• _WHAT IS ASKED_:
Find the word "children" in the material below and gather every line that contains it.

[Data entries]
-.-.-

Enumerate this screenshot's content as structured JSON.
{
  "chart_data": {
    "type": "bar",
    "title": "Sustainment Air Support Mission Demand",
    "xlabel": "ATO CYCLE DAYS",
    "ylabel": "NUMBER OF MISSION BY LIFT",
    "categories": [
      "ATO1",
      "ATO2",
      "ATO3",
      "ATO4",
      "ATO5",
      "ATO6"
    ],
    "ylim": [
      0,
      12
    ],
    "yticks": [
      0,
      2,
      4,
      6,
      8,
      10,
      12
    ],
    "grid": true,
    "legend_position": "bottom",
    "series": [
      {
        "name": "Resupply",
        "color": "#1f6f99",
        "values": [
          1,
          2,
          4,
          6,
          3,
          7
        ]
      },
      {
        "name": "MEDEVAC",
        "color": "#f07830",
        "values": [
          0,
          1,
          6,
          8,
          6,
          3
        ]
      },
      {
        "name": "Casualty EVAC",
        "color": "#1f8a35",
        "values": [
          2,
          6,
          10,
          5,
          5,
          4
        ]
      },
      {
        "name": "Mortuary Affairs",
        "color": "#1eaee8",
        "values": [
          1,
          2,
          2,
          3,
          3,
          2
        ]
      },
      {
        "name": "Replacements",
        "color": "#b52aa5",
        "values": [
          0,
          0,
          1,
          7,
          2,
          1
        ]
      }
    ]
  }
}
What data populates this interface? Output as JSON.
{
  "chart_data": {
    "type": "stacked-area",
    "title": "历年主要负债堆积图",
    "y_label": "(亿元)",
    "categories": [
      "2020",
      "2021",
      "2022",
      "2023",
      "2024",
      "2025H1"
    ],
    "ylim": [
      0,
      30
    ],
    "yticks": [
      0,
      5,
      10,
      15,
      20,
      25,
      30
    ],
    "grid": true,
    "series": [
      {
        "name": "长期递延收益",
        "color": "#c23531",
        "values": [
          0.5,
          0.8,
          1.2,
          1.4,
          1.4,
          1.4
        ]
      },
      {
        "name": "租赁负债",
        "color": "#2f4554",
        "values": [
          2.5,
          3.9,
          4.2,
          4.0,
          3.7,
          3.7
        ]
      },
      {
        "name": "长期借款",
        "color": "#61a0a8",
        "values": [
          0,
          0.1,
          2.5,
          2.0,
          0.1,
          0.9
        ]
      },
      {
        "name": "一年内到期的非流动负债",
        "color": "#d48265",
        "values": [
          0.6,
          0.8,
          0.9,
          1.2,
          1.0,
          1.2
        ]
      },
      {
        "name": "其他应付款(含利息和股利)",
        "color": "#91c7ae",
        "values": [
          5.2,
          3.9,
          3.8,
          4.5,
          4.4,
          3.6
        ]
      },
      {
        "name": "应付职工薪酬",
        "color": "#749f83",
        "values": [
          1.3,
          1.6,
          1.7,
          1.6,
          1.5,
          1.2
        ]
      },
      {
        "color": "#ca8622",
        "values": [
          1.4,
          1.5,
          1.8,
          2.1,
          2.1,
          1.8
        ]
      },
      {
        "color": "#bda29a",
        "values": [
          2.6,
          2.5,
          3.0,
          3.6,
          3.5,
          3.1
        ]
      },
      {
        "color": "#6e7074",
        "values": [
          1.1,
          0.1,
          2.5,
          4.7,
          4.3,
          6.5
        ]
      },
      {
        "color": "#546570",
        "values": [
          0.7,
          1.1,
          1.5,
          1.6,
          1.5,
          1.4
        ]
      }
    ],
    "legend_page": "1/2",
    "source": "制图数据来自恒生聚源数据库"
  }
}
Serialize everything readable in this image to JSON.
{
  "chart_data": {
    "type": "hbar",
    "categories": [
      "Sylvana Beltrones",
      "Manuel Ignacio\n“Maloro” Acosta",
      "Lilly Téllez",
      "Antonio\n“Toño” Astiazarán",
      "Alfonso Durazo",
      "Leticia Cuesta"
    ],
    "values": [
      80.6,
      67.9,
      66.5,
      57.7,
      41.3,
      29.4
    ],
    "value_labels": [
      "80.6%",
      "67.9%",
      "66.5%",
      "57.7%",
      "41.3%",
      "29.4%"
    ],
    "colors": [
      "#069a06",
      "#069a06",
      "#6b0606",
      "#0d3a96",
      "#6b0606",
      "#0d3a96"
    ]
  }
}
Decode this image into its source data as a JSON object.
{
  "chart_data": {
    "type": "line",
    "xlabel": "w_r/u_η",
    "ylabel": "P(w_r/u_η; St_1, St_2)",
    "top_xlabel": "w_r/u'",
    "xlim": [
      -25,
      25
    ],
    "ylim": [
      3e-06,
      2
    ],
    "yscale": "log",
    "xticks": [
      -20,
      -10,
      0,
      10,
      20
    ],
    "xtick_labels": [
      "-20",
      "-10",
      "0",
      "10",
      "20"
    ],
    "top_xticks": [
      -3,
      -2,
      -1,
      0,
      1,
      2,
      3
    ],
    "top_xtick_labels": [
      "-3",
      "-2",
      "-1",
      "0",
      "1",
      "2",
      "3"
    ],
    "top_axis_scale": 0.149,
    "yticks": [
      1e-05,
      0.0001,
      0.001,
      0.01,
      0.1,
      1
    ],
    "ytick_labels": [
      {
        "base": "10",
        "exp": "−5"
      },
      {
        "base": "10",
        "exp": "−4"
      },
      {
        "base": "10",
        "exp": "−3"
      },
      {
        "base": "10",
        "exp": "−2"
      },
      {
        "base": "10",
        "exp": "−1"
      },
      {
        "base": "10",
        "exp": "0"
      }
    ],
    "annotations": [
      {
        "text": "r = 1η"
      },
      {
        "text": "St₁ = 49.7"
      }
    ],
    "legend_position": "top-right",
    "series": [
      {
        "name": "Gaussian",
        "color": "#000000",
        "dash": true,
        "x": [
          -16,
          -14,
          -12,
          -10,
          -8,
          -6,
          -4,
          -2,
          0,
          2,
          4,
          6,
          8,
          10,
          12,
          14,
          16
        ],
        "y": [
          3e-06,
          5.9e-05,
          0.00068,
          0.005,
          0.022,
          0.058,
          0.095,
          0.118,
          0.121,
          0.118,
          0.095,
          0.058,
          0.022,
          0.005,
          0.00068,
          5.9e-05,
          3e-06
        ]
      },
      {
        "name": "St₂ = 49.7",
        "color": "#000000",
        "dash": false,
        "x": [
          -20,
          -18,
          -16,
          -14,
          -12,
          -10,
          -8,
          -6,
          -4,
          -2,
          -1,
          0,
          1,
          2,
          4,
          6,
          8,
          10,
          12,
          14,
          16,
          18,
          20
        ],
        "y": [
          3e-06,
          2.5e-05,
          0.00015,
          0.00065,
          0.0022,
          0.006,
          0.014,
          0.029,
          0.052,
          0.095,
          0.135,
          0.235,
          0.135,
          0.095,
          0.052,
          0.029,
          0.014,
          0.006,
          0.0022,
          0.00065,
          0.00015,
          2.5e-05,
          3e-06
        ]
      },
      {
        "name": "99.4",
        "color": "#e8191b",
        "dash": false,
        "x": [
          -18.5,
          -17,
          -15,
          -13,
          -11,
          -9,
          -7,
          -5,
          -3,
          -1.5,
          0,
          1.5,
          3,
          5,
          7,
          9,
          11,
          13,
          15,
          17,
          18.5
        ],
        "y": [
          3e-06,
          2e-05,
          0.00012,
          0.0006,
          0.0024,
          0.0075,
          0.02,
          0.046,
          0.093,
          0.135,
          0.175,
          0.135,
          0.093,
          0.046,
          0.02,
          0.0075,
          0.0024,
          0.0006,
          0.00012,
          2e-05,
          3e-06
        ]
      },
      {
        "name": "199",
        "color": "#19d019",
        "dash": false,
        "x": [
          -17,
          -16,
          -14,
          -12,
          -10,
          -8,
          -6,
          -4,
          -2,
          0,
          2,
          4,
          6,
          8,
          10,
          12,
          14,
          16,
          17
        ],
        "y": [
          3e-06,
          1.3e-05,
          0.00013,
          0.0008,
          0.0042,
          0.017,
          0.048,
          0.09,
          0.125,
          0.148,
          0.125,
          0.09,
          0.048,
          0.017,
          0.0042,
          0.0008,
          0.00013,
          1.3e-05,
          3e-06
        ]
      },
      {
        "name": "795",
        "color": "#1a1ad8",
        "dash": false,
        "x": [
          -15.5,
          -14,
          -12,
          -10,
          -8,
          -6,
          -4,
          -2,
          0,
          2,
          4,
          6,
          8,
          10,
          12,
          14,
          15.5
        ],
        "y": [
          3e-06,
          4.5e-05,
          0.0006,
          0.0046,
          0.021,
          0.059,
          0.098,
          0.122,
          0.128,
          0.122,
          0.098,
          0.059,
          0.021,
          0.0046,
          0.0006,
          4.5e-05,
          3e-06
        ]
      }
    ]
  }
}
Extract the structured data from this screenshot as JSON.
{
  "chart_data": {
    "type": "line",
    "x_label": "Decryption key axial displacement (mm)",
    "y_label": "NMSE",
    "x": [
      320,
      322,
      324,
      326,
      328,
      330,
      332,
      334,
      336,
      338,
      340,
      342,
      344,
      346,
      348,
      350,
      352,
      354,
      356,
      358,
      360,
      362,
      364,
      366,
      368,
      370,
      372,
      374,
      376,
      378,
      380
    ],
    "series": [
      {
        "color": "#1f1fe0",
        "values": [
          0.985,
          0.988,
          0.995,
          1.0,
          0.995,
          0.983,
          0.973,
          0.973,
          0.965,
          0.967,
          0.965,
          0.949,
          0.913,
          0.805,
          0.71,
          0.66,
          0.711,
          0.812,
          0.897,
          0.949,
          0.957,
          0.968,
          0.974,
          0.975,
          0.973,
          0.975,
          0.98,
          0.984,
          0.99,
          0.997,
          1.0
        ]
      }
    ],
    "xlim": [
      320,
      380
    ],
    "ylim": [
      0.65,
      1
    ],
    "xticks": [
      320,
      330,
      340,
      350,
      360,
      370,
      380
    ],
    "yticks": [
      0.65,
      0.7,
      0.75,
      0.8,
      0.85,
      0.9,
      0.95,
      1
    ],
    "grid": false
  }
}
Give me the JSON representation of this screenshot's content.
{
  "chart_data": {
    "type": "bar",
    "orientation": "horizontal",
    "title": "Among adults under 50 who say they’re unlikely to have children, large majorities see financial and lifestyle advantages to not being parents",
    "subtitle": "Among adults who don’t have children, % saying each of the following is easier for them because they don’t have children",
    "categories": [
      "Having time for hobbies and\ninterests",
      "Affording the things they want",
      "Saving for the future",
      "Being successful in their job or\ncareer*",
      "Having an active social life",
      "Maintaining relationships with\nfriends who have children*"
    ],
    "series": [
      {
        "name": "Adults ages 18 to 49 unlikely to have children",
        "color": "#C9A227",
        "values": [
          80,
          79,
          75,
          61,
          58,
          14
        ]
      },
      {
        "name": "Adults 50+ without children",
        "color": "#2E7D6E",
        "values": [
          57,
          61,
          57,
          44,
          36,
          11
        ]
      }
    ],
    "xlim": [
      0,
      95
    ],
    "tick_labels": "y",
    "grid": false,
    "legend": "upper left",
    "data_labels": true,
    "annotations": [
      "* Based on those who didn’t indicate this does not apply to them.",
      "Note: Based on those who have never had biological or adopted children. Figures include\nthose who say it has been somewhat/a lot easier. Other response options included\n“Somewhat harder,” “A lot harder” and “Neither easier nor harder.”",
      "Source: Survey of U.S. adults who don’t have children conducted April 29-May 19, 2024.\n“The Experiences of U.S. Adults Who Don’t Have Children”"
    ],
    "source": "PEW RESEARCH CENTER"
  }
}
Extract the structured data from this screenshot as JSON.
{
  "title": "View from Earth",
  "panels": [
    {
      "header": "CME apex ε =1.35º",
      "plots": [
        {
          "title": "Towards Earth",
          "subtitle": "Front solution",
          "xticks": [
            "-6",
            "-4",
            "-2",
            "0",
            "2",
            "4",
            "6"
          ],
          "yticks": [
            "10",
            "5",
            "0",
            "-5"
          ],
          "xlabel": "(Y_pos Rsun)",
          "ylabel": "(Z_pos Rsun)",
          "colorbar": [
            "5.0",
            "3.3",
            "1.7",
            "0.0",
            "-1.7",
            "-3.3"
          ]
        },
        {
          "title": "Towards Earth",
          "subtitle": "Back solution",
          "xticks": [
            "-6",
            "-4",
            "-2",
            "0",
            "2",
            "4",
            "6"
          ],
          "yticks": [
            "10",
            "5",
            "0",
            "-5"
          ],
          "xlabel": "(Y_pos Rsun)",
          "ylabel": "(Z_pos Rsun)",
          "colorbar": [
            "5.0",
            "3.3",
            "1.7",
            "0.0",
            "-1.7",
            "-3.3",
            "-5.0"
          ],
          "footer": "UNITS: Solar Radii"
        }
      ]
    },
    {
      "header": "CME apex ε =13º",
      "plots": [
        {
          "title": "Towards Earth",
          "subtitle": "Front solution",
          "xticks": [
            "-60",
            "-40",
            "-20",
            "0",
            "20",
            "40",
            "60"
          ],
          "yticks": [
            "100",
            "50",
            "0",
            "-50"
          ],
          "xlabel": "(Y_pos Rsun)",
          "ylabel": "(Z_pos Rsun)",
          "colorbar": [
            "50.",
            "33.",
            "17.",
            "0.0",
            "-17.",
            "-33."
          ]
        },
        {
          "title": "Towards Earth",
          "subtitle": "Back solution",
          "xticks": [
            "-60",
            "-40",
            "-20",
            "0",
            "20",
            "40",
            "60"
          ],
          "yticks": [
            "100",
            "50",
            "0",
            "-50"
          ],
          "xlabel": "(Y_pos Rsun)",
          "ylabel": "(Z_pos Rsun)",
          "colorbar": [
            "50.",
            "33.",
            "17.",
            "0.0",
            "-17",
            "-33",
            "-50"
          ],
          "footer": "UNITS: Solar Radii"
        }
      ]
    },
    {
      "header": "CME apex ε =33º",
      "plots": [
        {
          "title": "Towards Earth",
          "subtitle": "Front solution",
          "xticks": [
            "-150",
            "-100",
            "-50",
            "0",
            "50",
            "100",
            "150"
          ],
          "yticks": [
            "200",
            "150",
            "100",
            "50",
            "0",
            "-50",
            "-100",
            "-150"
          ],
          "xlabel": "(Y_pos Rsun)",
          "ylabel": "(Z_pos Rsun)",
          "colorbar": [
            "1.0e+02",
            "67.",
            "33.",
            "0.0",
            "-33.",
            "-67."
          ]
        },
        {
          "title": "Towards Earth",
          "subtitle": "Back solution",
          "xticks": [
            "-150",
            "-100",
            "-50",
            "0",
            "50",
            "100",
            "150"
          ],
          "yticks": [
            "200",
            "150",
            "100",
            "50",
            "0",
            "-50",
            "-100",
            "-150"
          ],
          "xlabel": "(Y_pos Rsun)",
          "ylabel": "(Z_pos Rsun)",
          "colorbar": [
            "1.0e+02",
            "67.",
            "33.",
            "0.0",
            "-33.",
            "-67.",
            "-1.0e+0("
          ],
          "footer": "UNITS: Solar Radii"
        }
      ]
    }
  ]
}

-.-.-

• _OUTPUT BELOW_:
    "title": "Among adults under 50 who say they’re unlikely to have children, large majorities see financial and lifestyle advantages to not being parents",
    "subtitle": "Among adults who don’t have children, % saying each of the following is easier for them because they don’t have children",
      "Maintaining relationships with\nfriends who have children*"
        "name": "Adults ages 18 to 49 unlikely to have children",
        "name": "Adults 50+ without children",
      "Note: Based on those who have never had biological or adopted children. Figures include\nthose who say it has been somewhat/a lot easier. Other response options included\n“Somewhat harder,” “A lot harder” and “Neither easier nor harder.”",
      "Source: Survey of U.S. adults who don’t have children conducted April 29-May 19, 2024.\n“The Experiences of U.S. Adults Who Don’t Have Children”"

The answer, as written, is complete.